WHAT YOU NEED TO DO: Repeat each line of the material exactly.

**********

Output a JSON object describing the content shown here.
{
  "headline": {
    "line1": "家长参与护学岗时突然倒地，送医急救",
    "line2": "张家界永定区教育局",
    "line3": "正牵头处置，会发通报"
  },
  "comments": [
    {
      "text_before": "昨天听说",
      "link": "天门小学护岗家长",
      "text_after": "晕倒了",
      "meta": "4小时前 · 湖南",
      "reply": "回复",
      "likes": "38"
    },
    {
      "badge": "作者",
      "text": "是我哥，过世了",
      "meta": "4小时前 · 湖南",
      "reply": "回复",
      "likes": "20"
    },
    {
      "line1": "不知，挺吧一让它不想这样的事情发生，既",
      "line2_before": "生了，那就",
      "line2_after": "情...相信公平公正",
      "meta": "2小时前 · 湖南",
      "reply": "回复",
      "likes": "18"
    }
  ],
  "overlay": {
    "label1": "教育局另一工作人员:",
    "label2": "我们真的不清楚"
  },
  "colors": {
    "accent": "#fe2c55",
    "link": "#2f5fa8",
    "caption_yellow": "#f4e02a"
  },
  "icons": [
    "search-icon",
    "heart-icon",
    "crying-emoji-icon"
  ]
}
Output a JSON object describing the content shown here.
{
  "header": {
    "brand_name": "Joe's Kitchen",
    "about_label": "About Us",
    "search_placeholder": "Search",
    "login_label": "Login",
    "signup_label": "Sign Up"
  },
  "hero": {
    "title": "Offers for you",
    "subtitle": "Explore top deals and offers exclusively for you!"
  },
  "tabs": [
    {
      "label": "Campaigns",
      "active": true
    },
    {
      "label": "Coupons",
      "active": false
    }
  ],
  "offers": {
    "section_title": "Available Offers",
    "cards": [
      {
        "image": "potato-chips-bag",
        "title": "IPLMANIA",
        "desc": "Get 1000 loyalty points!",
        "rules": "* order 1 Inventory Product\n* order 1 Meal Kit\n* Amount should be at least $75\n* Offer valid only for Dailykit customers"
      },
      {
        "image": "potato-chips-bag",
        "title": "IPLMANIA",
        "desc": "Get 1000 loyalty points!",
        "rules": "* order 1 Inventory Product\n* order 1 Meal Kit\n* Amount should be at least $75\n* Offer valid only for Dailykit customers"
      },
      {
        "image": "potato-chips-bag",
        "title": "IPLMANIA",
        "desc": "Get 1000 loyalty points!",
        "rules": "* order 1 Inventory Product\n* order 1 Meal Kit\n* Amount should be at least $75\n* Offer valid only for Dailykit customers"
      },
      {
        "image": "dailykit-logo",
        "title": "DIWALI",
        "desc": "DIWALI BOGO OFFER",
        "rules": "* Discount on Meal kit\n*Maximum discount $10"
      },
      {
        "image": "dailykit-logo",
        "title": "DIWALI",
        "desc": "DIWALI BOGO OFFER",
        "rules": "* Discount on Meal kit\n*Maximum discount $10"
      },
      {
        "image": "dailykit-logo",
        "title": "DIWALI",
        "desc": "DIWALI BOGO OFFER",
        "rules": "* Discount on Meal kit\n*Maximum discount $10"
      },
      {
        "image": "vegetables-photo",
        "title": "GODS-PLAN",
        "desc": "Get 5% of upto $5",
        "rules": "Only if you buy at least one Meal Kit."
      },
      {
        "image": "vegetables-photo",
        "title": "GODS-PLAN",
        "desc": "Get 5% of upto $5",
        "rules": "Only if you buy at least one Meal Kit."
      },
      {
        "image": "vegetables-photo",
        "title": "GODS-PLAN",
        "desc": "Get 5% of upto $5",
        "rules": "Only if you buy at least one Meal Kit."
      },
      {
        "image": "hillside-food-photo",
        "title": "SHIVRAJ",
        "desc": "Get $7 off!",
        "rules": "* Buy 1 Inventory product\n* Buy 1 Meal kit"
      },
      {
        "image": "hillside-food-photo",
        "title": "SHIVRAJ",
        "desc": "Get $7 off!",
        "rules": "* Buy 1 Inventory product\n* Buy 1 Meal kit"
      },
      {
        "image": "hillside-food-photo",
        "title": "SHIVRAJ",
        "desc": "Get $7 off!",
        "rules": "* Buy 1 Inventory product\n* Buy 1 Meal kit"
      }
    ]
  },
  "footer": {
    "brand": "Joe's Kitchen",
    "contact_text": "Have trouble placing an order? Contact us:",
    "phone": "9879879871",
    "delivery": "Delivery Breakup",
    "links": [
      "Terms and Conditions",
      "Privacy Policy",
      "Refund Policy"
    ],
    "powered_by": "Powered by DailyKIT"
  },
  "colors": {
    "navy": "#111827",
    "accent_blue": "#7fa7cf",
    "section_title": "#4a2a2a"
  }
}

**********

OUTPUT FOR THIS EXERCISE:
Output a JSON object describing the content shown here.
{
  "headline": {
    "line1": "家长参与护学岗时突然倒地，送医急救",
    "line2": "张家界永定区教育局",
    "line3": "正牵头处置，会发通报"
  },
  "comments": [
    {
      "text_before": "昨天听说",
      "link": "天门小学护岗家长",
      "text_after": "晕倒了",
      "meta": "4小时前 · 湖南",
      "reply": "回复",
      "likes": "38"
    },
    {
      "badge": "作者",
      "text": "是我哥，过世了",
      "meta": "4小时前 · 湖南",
      "reply": "回复",
      "likes": "20"
    },
    {
      "line1": "不知，挺吧一让它不想这样的事情发生，既",
      "line2_before": "生了，那就",
      "line2_after": "情...相信公平公正",
      "meta": "2小时前 · 湖南",
      "reply": "回复",
      "likes": "18"
    }
  ],
  "overlay": {
    "label1": "教育局另一工作人员:",
    "label2": "我们真的不清楚"
  },
  "colors": {
    "accent": "#fe2c55",
    "link": "#2f5fa8",
    "caption_yellow": "#f4e02a"
  },
  "icons": [
    "search-icon",
    "heart-icon",
    "crying-emoji-icon"
  ]
}
Output a JSON object describing the content shown here.
{
  "header": {
    "brand_name": "Joe's Kitchen",
    "about_label": "About Us",
    "search_placeholder": "Search",
    "login_label": "Login",
    "signup_label": "Sign Up"
  },
  "hero": {
    "title": "Offers for you",
    "subtitle": "Explore top deals and offers exclusively for you!"
  },
  "tabs": [
    {
      "label": "Campaigns",
      "active": true
    },
    {
      "label": "Coupons",
      "active": false
    }
  ],
  "offers": {
    "section_title": "Available Offers",
    "cards": [
      {
        "image": "potato-chips-bag",
        "title": "IPLMANIA",
        "desc": "Get 1000 loyalty points!",
        "rules": "* order 1 Inventory Product\n* order 1 Meal Kit\n* Amount should be at least $75\n* Offer valid only for Dailykit customers"
      },
      {
        "image": "potato-chips-bag",
        "title": "IPLMANIA",
        "desc": "Get 1000 loyalty points!",
        "rules": "* order 1 Inventory Product\n* order 1 Meal Kit\n* Amount should be at least $75\n* Offer valid only for Dailykit customers"
      },
      {
        "image": "potato-chips-bag",
        "title": "IPLMANIA",
        "desc": "Get 1000 loyalty points!",
        "rules": "* order 1 Inventory Product\n* order 1 Meal Kit\n* Amount should be at least $75\n* Offer valid only for Dailykit customers"
      },
      {
        "image": "dailykit-logo",
        "title": "DIWALI",
        "desc": "DIWALI BOGO OFFER",
        "rules": "* Discount on Meal kit\n*Maximum discount $10"
      },
      {
        "image": "dailykit-logo",
        "title": "DIWALI",
        "desc": "DIWALI BOGO OFFER",
        "rules": "* Discount on Meal kit\n*Maximum discount $10"
      },
      {
        "image": "dailykit-logo",
        "title": "DIWALI",
        "desc": "DIWALI BOGO OFFER",
        "rules": "* Discount on Meal kit\n*Maximum discount $10"
      },
      {
        "image": "vegetables-photo",
        "title": "GODS-PLAN",
        "desc": "Get 5% of upto $5",
        "rules": "Only if you buy at least one Meal Kit."
      },
      {
        "image": "vegetables-photo",
        "title": "GODS-PLAN",
        "desc": "Get 5% of upto $5",
        "rules": "Only if you buy at least one Meal Kit."
      },
      {
        "image": "vegetables-photo",
        "title": "GODS-PLAN",
        "desc": "Get 5% of upto $5",
        "rules": "Only if you buy at least one Meal Kit."
      },
      {
        "image": "hillside-food-photo",
        "title": "SHIVRAJ",
        "desc": "Get $7 off!",
        "rules": "* Buy 1 Inventory product\n* Buy 1 Meal kit"
      },
      {
        "image": "hillside-food-photo",
        "title": "SHIVRAJ",
        "desc": "Get $7 off!",
        "rules": "* Buy 1 Inventory product\n* Buy 1 Meal kit"
      },
      {
        "image": "hillside-food-photo",
        "title": "SHIVRAJ",
        "desc": "Get $7 off!",
        "rules": "* Buy 1 Inventory product\n* Buy 1 Meal kit"
      }
    ]
  },
  "footer": {
    "brand": "Joe's Kitchen",
    "contact_text": "Have trouble placing an order? Contact us:",
    "phone": "9879879871",
    "delivery": "Delivery Breakup",
    "links": [
      "Terms and Conditions",
      "Privacy Policy",
      "Refund Policy"
    ],
    "powered_by": "Powered by DailyKIT"
  },
  "colors": {
    "navy": "#111827",
    "accent_blue": "#7fa7cf",
    "section_title": "#4a2a2a"
  }
}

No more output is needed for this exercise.